### Written problem
Lines containing the string "Edilen" are to be counted; report only how many there are.

(Dataset records)
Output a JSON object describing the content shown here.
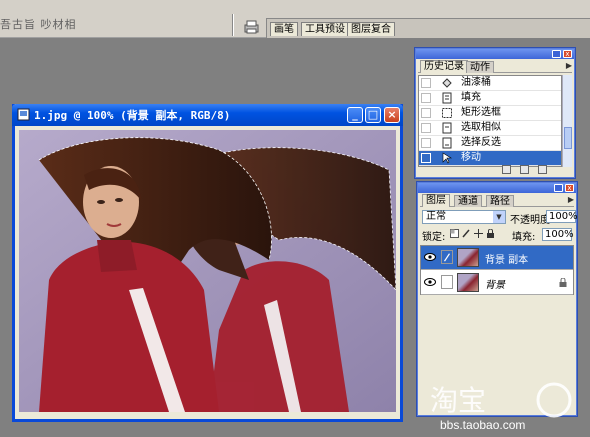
{
  "options_bar": {
    "align_icons": "吾古旨  吵材相",
    "palette_well_tabs": [
      "画笔",
      "工具预设",
      "图层复合"
    ]
  },
  "document": {
    "title": "1.jpg @ 100% (背景 副本, RGB/8)",
    "min_label": "_",
    "max_label": "□",
    "close_label": "×"
  },
  "history": {
    "tabs": [
      "历史记录",
      "动作"
    ],
    "items": [
      {
        "label": "油漆桶",
        "icon": "paint-bucket-icon"
      },
      {
        "label": "填充",
        "icon": "fill-icon"
      },
      {
        "label": "矩形选框",
        "icon": "rect-marquee-icon"
      },
      {
        "label": "选取相似",
        "icon": "select-similar-icon"
      },
      {
        "label": "选择反选",
        "icon": "select-inverse-icon"
      },
      {
        "label": "移动",
        "icon": "move-icon",
        "selected": true
      }
    ]
  },
  "layers": {
    "tabs": [
      "图层",
      "通道",
      "路径"
    ],
    "blend_mode": "正常",
    "opacity_label": "不透明度:",
    "opacity": "100%",
    "lock_label": "锁定:",
    "fill_label": "填充:",
    "fill": "100%",
    "items": [
      {
        "name": "背景 副本",
        "selected": true
      },
      {
        "name": "背景",
        "locked": true
      }
    ]
  },
  "watermark": {
    "logo": "淘宝",
    "url": "bbs.taobao.com"
  },
  "colors": {
    "xp_blue": "#0053e1",
    "selection": "#316ac5",
    "workspace": "#808080",
    "dress_red": "#a5202e"
  }
}
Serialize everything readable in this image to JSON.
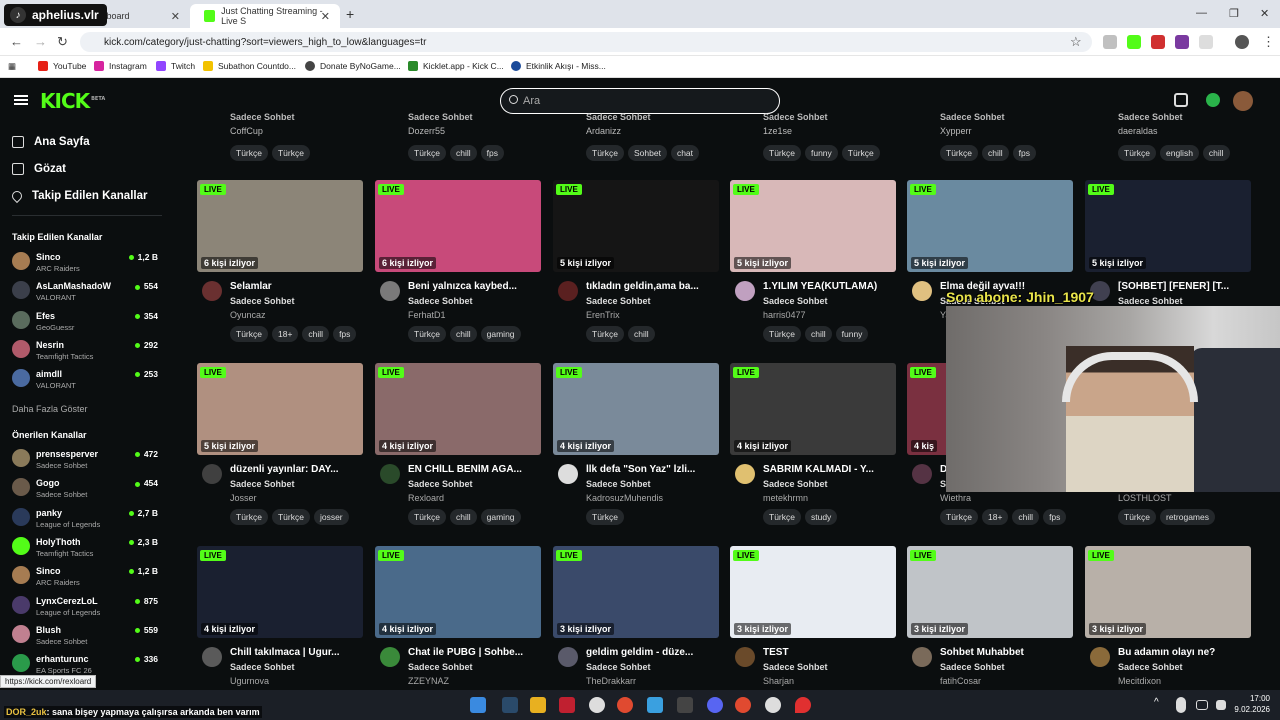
{
  "browser": {
    "tabs": [
      {
        "label": "ashboard",
        "active": false
      },
      {
        "label": "Just Chatting Streaming - Live S",
        "active": true
      }
    ],
    "url": "kick.com/category/just-chatting?sort=viewers_high_to_low&languages=tr",
    "bookmarks": [
      "YouTube",
      "Instagram",
      "Twitch",
      "Subathon Countdo...",
      "Donate ByNoGame...",
      "Kicklet.app - Kick C...",
      "Etkinlik Akışı - Miss..."
    ],
    "status_url": "https://kick.com/rexloard"
  },
  "overlay": {
    "streamer_handle": "aphelius.vlr",
    "sub_text": "Son abone: Jhin_1907",
    "chat": [
      {
        "user": "ryugfsth",
        "text": ":"
      },
      {
        "user": "DOR_2uk",
        "text": ": sana bişey yapmaya çalışırsa arkanda ben varım"
      }
    ]
  },
  "header": {
    "logo": "KICK",
    "logo_badge": "BETA",
    "search_placeholder": "Ara"
  },
  "sidebar": {
    "nav": [
      "Ana Sayfa",
      "Gözat",
      "Takip Edilen Kanallar"
    ],
    "followed_title": "Takip Edilen Kanallar",
    "followed": [
      {
        "name": "Sinco",
        "game": "ARC Raiders",
        "viewers": "1,2 B",
        "color": "#a67c52"
      },
      {
        "name": "AsLanMashadoW",
        "game": "VALORANT",
        "viewers": "554",
        "color": "#3b3f4a"
      },
      {
        "name": "Efes",
        "game": "GeoGuessr",
        "viewers": "354",
        "color": "#5a6b5d"
      },
      {
        "name": "Nesrin",
        "game": "Teamfight Tactics",
        "viewers": "292",
        "color": "#b05a6a"
      },
      {
        "name": "aimdll",
        "game": "VALORANT",
        "viewers": "253",
        "color": "#4a6aa0"
      }
    ],
    "show_more": "Daha Fazla Göster",
    "recommended_title": "Önerilen Kanallar",
    "recommended": [
      {
        "name": "prensesperver",
        "game": "Sadece Sohbet",
        "viewers": "472",
        "color": "#8a7a5a"
      },
      {
        "name": "Gogo",
        "game": "Sadece Sohbet",
        "viewers": "454",
        "color": "#6a5a4a"
      },
      {
        "name": "panky",
        "game": "League of Legends",
        "viewers": "2,7 B",
        "color": "#2a3a5a"
      },
      {
        "name": "HolyThoth",
        "game": "Teamfight Tactics",
        "viewers": "2,3 B",
        "color": "#53fc18"
      },
      {
        "name": "Sinco",
        "game": "ARC Raiders",
        "viewers": "1,2 B",
        "color": "#a67c52"
      },
      {
        "name": "LynxCerezLoL",
        "game": "League of Legends",
        "viewers": "875",
        "color": "#4a3a6a"
      },
      {
        "name": "Blush",
        "game": "Sadece Sohbet",
        "viewers": "559",
        "color": "#c08090"
      },
      {
        "name": "erhanturunc",
        "game": "EA Sports FC 26",
        "viewers": "336",
        "color": "#2a9a4a"
      }
    ]
  },
  "top_row": [
    {
      "cat": "Sadece Sohbet",
      "user": "CoffCup",
      "tags": [
        "Türkçe",
        "Türkçe"
      ]
    },
    {
      "cat": "Sadece Sohbet",
      "user": "Dozerr55",
      "tags": [
        "Türkçe",
        "chill",
        "fps"
      ]
    },
    {
      "cat": "Sadece Sohbet",
      "user": "Ardanizz",
      "tags": [
        "Türkçe",
        "Sohbet",
        "chat"
      ]
    },
    {
      "cat": "Sadece Sohbet",
      "user": "1ze1se",
      "tags": [
        "Türkçe",
        "funny",
        "Türkçe"
      ]
    },
    {
      "cat": "Sadece Sohbet",
      "user": "Xypperr",
      "tags": [
        "Türkçe",
        "chill",
        "fps"
      ]
    },
    {
      "cat": "Sadece Sohbet",
      "user": "daeraldas",
      "tags": [
        "Türkçe",
        "english",
        "chill"
      ]
    }
  ],
  "cards": [
    [
      {
        "live": "LIVE",
        "viewers": "6 kişi izliyor",
        "title": "Selamlar",
        "cat": "Sadece Sohbet",
        "user": "Oyuncaz",
        "tags": [
          "Türkçe",
          "18+",
          "chill",
          "fps"
        ],
        "bg": "#8c8578",
        "av": "#6a3030"
      },
      {
        "live": "LIVE",
        "viewers": "6 kişi izliyor",
        "title": "Beni yalnızca kaybed...",
        "cat": "Sadece Sohbet",
        "user": "FerhatD1",
        "tags": [
          "Türkçe",
          "chill",
          "gaming"
        ],
        "bg": "#c84a7a",
        "av": "#7a7a7a"
      },
      {
        "live": "LIVE",
        "viewers": "5 kişi izliyor",
        "title": "tıkladın geldin,ama ba...",
        "cat": "Sadece Sohbet",
        "user": "ErenTrix",
        "tags": [
          "Türkçe",
          "chill"
        ],
        "bg": "#151515",
        "av": "#5a2020"
      },
      {
        "live": "LIVE",
        "viewers": "5 kişi izliyor",
        "title": "1.YILIM YEA(KUTLAMA)",
        "cat": "Sadece Sohbet",
        "user": "harris0477",
        "tags": [
          "Türkçe",
          "chill",
          "funny"
        ],
        "bg": "#d8b8b8",
        "av": "#c0a0c0"
      },
      {
        "live": "LIVE",
        "viewers": "5 kişi izliyor",
        "title": "Elma değil ayva!!!",
        "cat": "Sadece Sohbet",
        "user": "Ya",
        "tags": [],
        "bg": "#6a8aa0",
        "av": "#e0c080"
      },
      {
        "live": "LIVE",
        "viewers": "5 kişi izliyor",
        "title": "[SOHBET] [FENER] [T...",
        "cat": "Sadece Sohbet",
        "user": "",
        "tags": [],
        "bg": "#1a2030",
        "av": "#404050"
      }
    ],
    [
      {
        "live": "LIVE",
        "viewers": "5 kişi izliyor",
        "title": "düzenli yayınlar: DAY...",
        "cat": "Sadece Sohbet",
        "user": "Josser",
        "tags": [
          "Türkçe",
          "Türkçe",
          "josser"
        ],
        "bg": "#b09080",
        "av": "#404040"
      },
      {
        "live": "LIVE",
        "viewers": "4 kişi izliyor",
        "title": "EN CHİLL BENİM AGA...",
        "cat": "Sadece Sohbet",
        "user": "Rexloard",
        "tags": [
          "Türkçe",
          "chill",
          "gaming"
        ],
        "bg": "#8a6a6a",
        "av": "#2a4a2a"
      },
      {
        "live": "LIVE",
        "viewers": "4 kişi izliyor",
        "title": "İlk defa \"Son Yaz\" İzli...",
        "cat": "Sadece Sohbet",
        "user": "KadrosuzMuhendis",
        "tags": [
          "Türkçe"
        ],
        "bg": "#7a8a9a",
        "av": "#dddddd"
      },
      {
        "live": "LIVE",
        "viewers": "4 kişi izliyor",
        "title": "SABRIM KALMADI - Y...",
        "cat": "Sadece Sohbet",
        "user": "metekhrmn",
        "tags": [
          "Türkçe",
          "study"
        ],
        "bg": "#3a3a3a",
        "av": "#e0c070"
      },
      {
        "live": "LIVE",
        "viewers": "4 kiş",
        "title": "D",
        "cat": "Sadece Sohbet",
        "user": "Wiethra",
        "tags": [
          "Türkçe",
          "18+",
          "chill",
          "fps"
        ],
        "bg": "#7a3040",
        "av": "#553344"
      },
      {
        "live": "",
        "viewers": "",
        "title": "",
        "cat": "",
        "user": "LOSTHLOST",
        "tags": [
          "Türkçe",
          "retrogames"
        ],
        "bg": "#0b0e0f",
        "av": "#0b0e0f"
      }
    ],
    [
      {
        "live": "LIVE",
        "viewers": "4 kişi izliyor",
        "title": "Chill takılmaca | Ugur...",
        "cat": "Sadece Sohbet",
        "user": "Ugurnova",
        "tags": [],
        "bg": "#1a2030",
        "av": "#5a5a5a"
      },
      {
        "live": "LIVE",
        "viewers": "4 kişi izliyor",
        "title": "Chat ile PUBG | Sohbe...",
        "cat": "Sadece Sohbet",
        "user": "ZZEYNAZ",
        "tags": [],
        "bg": "#4a6a8a",
        "av": "#3a8a3a"
      },
      {
        "live": "LIVE",
        "viewers": "3 kişi izliyor",
        "title": "geldim geldim - düze...",
        "cat": "Sadece Sohbet",
        "user": "TheDrakkarr",
        "tags": [],
        "bg": "#3a4a6a",
        "av": "#5a5a6a"
      },
      {
        "live": "LIVE",
        "viewers": "3 kişi izliyor",
        "title": "TEST",
        "cat": "Sadece Sohbet",
        "user": "Sharjan",
        "tags": [],
        "bg": "#e8ecf2",
        "av": "#6a4a2a"
      },
      {
        "live": "LIVE",
        "viewers": "3 kişi izliyor",
        "title": "Sohbet Muhabbet",
        "cat": "Sadece Sohbet",
        "user": "fatihCosar",
        "tags": [],
        "bg": "#c0c4c8",
        "av": "#7a6a5a"
      },
      {
        "live": "LIVE",
        "viewers": "3 kişi izliyor",
        "title": "Bu adamın olayı ne?",
        "cat": "Sadece Sohbet",
        "user": "Mecitdixon",
        "tags": [],
        "bg": "#b8b0a8",
        "av": "#8a6a3a"
      }
    ]
  ],
  "taskbar": {
    "time": "17:00",
    "date": "9.02.2026"
  }
}
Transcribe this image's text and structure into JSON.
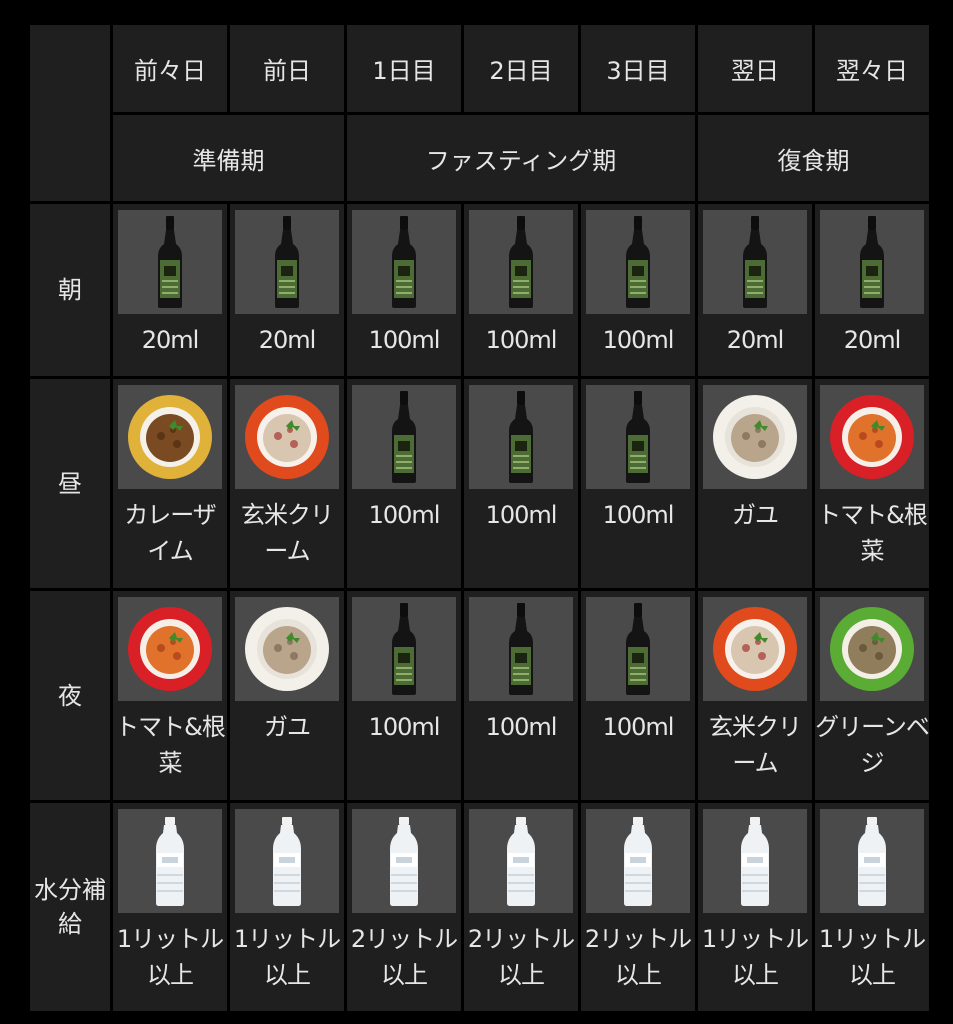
{
  "days": [
    "前々日",
    "前日",
    "1日目",
    "2日目",
    "3日目",
    "翌日",
    "翌々日"
  ],
  "phases": [
    {
      "label": "準備期",
      "span": 2
    },
    {
      "label": "ファスティング期",
      "span": 3
    },
    {
      "label": "復食期",
      "span": 2
    }
  ],
  "rows": [
    {
      "label": "朝",
      "cells": [
        {
          "icon": "supplement-bottle-icon",
          "label": "20ml"
        },
        {
          "icon": "supplement-bottle-icon",
          "label": "20ml"
        },
        {
          "icon": "supplement-bottle-icon",
          "label": "100ml"
        },
        {
          "icon": "supplement-bottle-icon",
          "label": "100ml"
        },
        {
          "icon": "supplement-bottle-icon",
          "label": "100ml"
        },
        {
          "icon": "supplement-bottle-icon",
          "label": "20ml"
        },
        {
          "icon": "supplement-bottle-icon",
          "label": "20ml"
        }
      ]
    },
    {
      "label": "昼",
      "cells": [
        {
          "icon": "curry-risotto-bowl-icon",
          "label": "カレーザイム"
        },
        {
          "icon": "brown-rice-cream-bowl-icon",
          "label": "玄米クリーム"
        },
        {
          "icon": "supplement-bottle-icon",
          "label": "100ml"
        },
        {
          "icon": "supplement-bottle-icon",
          "label": "100ml"
        },
        {
          "icon": "supplement-bottle-icon",
          "label": "100ml"
        },
        {
          "icon": "gayu-bowl-icon",
          "label": "ガユ"
        },
        {
          "icon": "tomato-root-veg-bowl-icon",
          "label": "トマト&根菜"
        }
      ]
    },
    {
      "label": "夜",
      "cells": [
        {
          "icon": "tomato-root-veg-bowl-icon",
          "label": "トマト&根菜"
        },
        {
          "icon": "gayu-bowl-icon",
          "label": "ガユ"
        },
        {
          "icon": "supplement-bottle-icon",
          "label": "100ml"
        },
        {
          "icon": "supplement-bottle-icon",
          "label": "100ml"
        },
        {
          "icon": "supplement-bottle-icon",
          "label": "100ml"
        },
        {
          "icon": "brown-rice-cream-bowl-icon",
          "label": "玄米クリーム"
        },
        {
          "icon": "green-veggie-bowl-icon",
          "label": "グリーンベジ"
        }
      ]
    },
    {
      "label": "水分補給",
      "cells": [
        {
          "icon": "water-bottle-icon",
          "label": "1リットル以上"
        },
        {
          "icon": "water-bottle-icon",
          "label": "1リットル以上"
        },
        {
          "icon": "water-bottle-icon",
          "label": "2リットル以上"
        },
        {
          "icon": "water-bottle-icon",
          "label": "2リットル以上"
        },
        {
          "icon": "water-bottle-icon",
          "label": "2リットル以上"
        },
        {
          "icon": "water-bottle-icon",
          "label": "1リットル以上"
        },
        {
          "icon": "water-bottle-icon",
          "label": "1リットル以上"
        }
      ]
    }
  ],
  "colors": {
    "background": "#000000",
    "cell": "#1f1f1f",
    "thumb": "#4a4a4a",
    "text": "#e6e6e6"
  }
}
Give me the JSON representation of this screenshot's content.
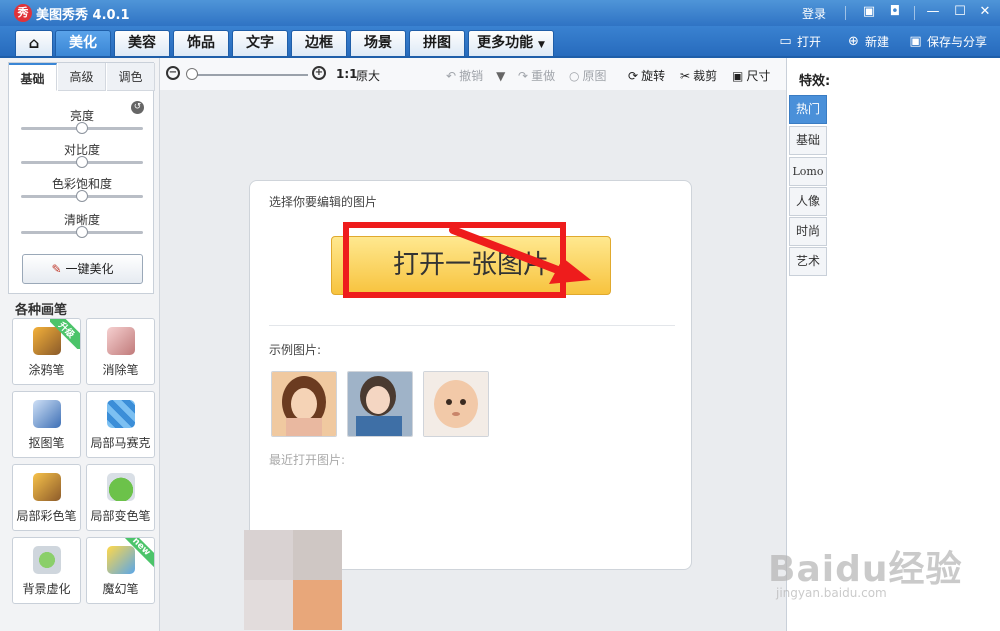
{
  "app": {
    "logo_char": "秀",
    "title": "美图秀秀 4.0.1",
    "login": "登录"
  },
  "tabs": [
    {
      "label": ""
    },
    {
      "label": "美化"
    },
    {
      "label": "美容"
    },
    {
      "label": "饰品"
    },
    {
      "label": "文字"
    },
    {
      "label": "边框"
    },
    {
      "label": "场景"
    },
    {
      "label": "拼图"
    },
    {
      "label": "更多功能"
    }
  ],
  "top_actions": {
    "open": "打开",
    "new": "新建",
    "save": "保存与分享"
  },
  "left": {
    "subtabs": [
      "基础",
      "高级",
      "调色"
    ],
    "sliders": [
      {
        "label": "亮度",
        "value": 0.5
      },
      {
        "label": "对比度",
        "value": 0.5
      },
      {
        "label": "色彩饱和度",
        "value": 0.5
      },
      {
        "label": "清晰度",
        "value": 0.5
      }
    ],
    "one_click": "一键美化",
    "brush_title": "各种画笔",
    "brushes": [
      {
        "label": "涂鸦笔",
        "badge": "升级"
      },
      {
        "label": "消除笔",
        "badge": ""
      },
      {
        "label": "抠图笔",
        "badge": ""
      },
      {
        "label": "局部马赛克",
        "badge": ""
      },
      {
        "label": "局部彩色笔",
        "badge": ""
      },
      {
        "label": "局部变色笔",
        "badge": ""
      },
      {
        "label": "背景虚化",
        "badge": ""
      },
      {
        "label": "魔幻笔",
        "badge": "new"
      }
    ]
  },
  "toolbar": {
    "ratio": "1:1",
    "original_size": "原大",
    "undo": "撤销",
    "redo": "重做",
    "original": "原图",
    "rotate": "旋转",
    "crop": "裁剪",
    "resize": "尺寸"
  },
  "main": {
    "choose_label": "选择你要编辑的图片",
    "open_button": "打开一张图片",
    "example_label": "示例图片:",
    "recent_label": "最近打开图片:"
  },
  "right": {
    "title": "特效:",
    "tabs": [
      "热门",
      "基础",
      "Lomo",
      "人像",
      "时尚",
      "艺术"
    ]
  },
  "watermark": {
    "main": "Baidu经验",
    "sub": "jingyan.baidu.com"
  },
  "colors": {
    "accent": "#3a86d5",
    "highlight": "#ee1c1c",
    "button": "#f7c33e"
  }
}
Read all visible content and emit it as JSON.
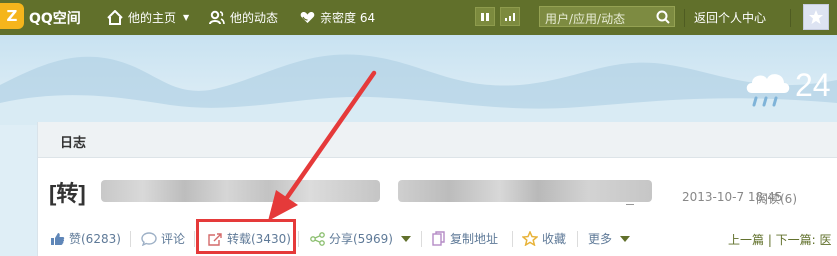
{
  "topbar": {
    "logo_glyph": "Z",
    "brand": "QQ空间",
    "nav_home": "他的主页",
    "nav_activity": "他的动态",
    "nav_intimacy": "亲密度 64",
    "search_placeholder": "用户/应用/动态",
    "return_link": "返回个人中心"
  },
  "weather": {
    "temperature": "24"
  },
  "panel": {
    "title": "日志"
  },
  "post": {
    "title_prefix": "[转]",
    "date": "2013-10-7 18:45",
    "reads": "阅读(6)"
  },
  "actions": {
    "like": "赞(6283)",
    "comment": "评论",
    "repost": "转载(3430)",
    "share": "分享(5969)",
    "copy_link": "复制地址",
    "favorite": "收藏",
    "more": "更多",
    "prev_next": "上一篇 | 下一篇: 医"
  },
  "colors": {
    "topbar": "#61702b",
    "accent_link": "#5f7a98",
    "highlight": "#e53a3a"
  }
}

### The result
2